**PROMPT**
Please say how many lines in the records contain the word "step", giving only the number.

*** RECORD EXTRACTS ***

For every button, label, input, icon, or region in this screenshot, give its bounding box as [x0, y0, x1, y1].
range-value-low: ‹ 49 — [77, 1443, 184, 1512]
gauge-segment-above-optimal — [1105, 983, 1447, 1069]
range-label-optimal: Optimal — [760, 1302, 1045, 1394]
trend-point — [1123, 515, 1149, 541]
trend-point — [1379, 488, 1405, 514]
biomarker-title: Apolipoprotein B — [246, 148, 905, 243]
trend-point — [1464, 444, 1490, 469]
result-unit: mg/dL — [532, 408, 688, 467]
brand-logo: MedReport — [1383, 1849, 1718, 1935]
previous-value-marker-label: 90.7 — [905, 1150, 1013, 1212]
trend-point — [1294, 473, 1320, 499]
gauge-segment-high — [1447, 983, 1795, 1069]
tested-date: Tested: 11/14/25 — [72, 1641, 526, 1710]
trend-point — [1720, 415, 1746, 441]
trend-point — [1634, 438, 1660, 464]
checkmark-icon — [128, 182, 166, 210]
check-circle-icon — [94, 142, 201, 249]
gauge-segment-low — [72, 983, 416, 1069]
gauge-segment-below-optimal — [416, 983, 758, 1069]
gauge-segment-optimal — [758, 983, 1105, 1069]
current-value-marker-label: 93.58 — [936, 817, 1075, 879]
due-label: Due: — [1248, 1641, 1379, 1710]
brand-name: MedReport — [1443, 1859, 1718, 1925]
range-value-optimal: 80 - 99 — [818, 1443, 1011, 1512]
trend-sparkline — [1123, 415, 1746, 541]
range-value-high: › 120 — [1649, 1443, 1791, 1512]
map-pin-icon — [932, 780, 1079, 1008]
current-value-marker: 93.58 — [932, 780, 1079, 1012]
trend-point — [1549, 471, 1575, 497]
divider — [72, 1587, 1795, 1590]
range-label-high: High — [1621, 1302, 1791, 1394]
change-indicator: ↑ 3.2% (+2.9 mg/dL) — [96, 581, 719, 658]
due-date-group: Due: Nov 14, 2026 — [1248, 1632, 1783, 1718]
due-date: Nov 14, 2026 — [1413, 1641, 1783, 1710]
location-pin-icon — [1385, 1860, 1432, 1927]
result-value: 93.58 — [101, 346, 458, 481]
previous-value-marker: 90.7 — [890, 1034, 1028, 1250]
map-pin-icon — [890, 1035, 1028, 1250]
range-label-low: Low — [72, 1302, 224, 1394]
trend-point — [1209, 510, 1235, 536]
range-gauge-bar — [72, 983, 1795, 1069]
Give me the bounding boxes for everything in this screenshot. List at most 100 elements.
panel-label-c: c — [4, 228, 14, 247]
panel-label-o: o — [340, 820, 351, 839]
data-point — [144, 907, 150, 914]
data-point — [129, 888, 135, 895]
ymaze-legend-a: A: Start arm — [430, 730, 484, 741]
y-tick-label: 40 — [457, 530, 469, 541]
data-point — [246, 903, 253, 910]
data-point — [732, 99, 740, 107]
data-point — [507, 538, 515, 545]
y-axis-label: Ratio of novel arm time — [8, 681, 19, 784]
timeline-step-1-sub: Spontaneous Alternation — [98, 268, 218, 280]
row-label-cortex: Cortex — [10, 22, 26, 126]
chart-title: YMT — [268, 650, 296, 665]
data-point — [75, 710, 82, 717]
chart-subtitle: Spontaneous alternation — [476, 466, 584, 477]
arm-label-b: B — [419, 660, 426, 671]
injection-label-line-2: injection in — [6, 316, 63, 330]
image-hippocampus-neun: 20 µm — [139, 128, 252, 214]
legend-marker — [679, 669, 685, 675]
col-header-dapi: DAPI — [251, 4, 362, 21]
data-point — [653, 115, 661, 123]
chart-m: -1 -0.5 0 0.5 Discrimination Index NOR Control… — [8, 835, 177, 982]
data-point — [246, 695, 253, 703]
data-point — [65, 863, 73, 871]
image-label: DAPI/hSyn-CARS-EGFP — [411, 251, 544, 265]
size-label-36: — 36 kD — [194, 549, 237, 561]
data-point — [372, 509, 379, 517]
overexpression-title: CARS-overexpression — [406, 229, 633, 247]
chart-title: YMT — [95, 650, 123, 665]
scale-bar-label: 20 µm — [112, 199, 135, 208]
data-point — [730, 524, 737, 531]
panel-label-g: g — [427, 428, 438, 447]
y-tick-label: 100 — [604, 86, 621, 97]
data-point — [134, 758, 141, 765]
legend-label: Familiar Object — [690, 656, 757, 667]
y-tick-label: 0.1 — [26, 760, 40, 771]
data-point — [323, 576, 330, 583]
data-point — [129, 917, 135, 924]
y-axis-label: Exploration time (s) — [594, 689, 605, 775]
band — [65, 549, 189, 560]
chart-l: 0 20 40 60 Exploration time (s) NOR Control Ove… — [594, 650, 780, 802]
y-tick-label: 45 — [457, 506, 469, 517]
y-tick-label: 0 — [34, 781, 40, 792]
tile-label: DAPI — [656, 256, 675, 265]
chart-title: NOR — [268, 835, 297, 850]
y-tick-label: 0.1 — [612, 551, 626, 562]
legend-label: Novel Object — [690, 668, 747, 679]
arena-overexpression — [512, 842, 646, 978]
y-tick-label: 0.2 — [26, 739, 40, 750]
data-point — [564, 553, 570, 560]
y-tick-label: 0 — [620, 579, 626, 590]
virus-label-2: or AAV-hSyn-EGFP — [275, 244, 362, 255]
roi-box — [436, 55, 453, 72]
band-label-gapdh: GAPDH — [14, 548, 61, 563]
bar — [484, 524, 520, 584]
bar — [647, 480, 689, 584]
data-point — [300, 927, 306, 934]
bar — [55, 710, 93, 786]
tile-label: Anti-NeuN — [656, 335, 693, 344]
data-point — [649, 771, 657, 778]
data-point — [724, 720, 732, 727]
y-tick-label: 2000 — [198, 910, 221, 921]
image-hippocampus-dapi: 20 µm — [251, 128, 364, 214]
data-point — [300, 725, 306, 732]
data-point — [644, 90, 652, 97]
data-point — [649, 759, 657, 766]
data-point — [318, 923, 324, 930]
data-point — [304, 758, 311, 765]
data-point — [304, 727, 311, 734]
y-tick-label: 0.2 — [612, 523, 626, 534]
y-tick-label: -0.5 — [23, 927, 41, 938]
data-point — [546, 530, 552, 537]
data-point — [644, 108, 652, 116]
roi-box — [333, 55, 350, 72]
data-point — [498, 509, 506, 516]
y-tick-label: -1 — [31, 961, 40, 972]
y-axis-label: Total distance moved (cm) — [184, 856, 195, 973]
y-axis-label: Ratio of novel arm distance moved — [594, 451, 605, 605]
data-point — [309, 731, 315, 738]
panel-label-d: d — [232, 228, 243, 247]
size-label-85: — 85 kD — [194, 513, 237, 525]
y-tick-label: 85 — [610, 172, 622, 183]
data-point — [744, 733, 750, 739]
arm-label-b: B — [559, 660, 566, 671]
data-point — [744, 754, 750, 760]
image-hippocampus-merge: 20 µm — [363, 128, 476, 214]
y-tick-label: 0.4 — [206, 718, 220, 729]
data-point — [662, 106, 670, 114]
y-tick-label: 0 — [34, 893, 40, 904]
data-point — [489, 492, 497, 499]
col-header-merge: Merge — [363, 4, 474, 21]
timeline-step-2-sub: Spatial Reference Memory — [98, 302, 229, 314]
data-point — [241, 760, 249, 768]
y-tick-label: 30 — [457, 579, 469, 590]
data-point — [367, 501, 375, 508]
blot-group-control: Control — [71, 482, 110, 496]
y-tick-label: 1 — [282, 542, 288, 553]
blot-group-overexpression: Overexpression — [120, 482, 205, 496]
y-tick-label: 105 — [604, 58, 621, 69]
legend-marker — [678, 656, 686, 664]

***

**RESULT OF THE TASK**
2